§ Input
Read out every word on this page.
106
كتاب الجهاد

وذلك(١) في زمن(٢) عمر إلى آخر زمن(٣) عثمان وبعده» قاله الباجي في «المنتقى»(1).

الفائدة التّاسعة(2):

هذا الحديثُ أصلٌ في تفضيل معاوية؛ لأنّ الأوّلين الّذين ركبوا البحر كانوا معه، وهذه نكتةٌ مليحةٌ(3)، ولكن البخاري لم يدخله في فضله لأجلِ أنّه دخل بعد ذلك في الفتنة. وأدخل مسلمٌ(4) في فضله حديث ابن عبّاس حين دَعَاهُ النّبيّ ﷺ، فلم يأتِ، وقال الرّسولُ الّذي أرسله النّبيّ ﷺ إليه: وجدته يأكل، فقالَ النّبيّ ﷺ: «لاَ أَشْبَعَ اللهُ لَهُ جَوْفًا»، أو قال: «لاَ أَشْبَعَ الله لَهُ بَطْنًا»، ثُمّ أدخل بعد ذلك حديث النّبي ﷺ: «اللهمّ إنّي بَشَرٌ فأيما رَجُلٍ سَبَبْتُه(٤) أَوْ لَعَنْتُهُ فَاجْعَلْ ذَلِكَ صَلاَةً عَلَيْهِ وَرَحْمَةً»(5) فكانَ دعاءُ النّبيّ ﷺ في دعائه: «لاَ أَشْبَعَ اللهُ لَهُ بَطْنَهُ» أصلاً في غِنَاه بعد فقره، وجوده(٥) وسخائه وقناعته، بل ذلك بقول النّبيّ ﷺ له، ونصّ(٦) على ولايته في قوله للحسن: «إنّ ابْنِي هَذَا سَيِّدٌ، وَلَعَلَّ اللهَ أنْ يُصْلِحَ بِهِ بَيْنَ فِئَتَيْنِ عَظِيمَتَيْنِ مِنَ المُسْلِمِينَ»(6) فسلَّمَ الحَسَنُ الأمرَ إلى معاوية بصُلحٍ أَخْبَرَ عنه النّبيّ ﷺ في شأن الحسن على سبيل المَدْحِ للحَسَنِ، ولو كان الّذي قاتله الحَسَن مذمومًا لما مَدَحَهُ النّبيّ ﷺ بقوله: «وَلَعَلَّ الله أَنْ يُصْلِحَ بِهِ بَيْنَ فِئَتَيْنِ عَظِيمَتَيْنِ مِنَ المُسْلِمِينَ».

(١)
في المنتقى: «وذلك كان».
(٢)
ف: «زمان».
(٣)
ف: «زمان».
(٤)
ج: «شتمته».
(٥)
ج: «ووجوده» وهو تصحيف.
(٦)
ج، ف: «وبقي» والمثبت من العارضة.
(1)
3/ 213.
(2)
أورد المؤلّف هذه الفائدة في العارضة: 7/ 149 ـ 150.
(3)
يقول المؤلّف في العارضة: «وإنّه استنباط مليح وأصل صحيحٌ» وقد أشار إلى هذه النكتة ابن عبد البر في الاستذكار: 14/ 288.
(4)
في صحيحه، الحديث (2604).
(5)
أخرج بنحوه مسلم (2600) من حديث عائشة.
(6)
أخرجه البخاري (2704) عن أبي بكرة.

§ Given instruction
Check the data for the word "المنتقى" and pull out the lines that have it.

§ The answer
وذلك(١) في زمن(٢) عمر إلى آخر زمن(٣) عثمان وبعده» قاله الباجي في «المنتقى»(1).
في المنتقى: «وذلك كان».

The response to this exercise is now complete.